▼▼▼
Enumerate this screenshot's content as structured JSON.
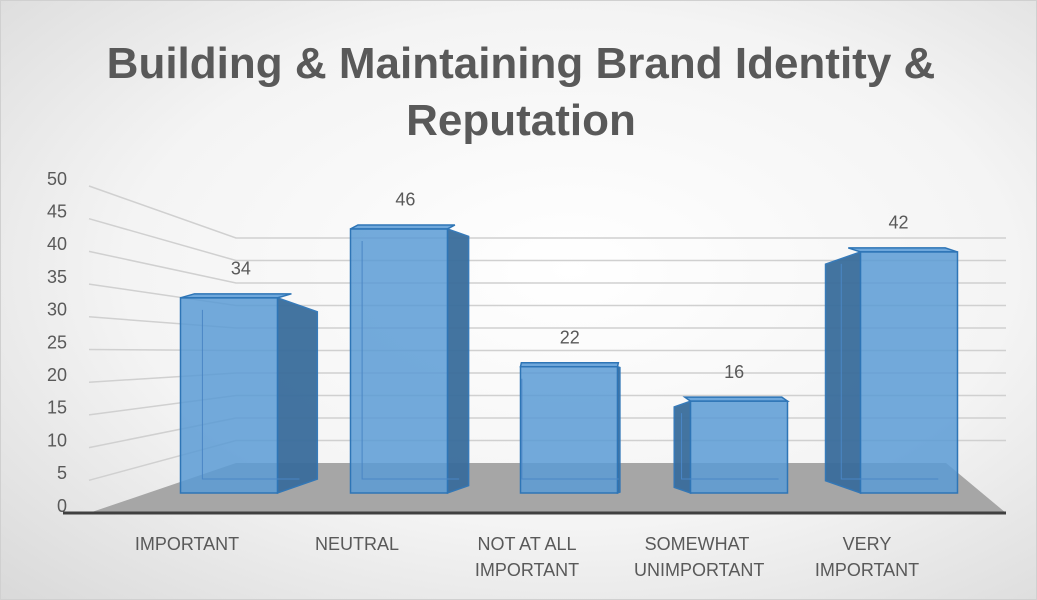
{
  "chart_data": {
    "type": "bar3d",
    "title": "Building & Maintaining Brand Identity & Reputation",
    "categories": [
      "IMPORTANT",
      "NEUTRAL",
      "NOT AT ALL IMPORTANT",
      "SOMEWHAT UNIMPORTANT",
      "VERY IMPORTANT"
    ],
    "values": [
      34,
      46,
      22,
      16,
      42
    ],
    "color": "#5b9bd5",
    "ylim": [
      0,
      50
    ],
    "yticks": [
      0,
      5,
      10,
      15,
      20,
      25,
      30,
      35,
      40,
      45,
      50
    ],
    "grid": true
  }
}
▲▲▲
§ **GIVEN INSTRUCTION**: Transcribe the whole listing exactly. Pictures stay out of your copy.

§ **FINAL RESULT**:
Enumerate this screenshot's content as structured JSON.
{
  "chart_data": {
    "type": "bar3d",
    "title": "Building & Maintaining Brand Identity & Reputation",
    "categories": [
      "IMPORTANT",
      "NEUTRAL",
      "NOT AT ALL IMPORTANT",
      "SOMEWHAT UNIMPORTANT",
      "VERY IMPORTANT"
    ],
    "values": [
      34,
      46,
      22,
      16,
      42
    ],
    "color": "#5b9bd5",
    "ylim": [
      0,
      50
    ],
    "yticks": [
      0,
      5,
      10,
      15,
      20,
      25,
      30,
      35,
      40,
      45,
      50
    ],
    "grid": true
  }
}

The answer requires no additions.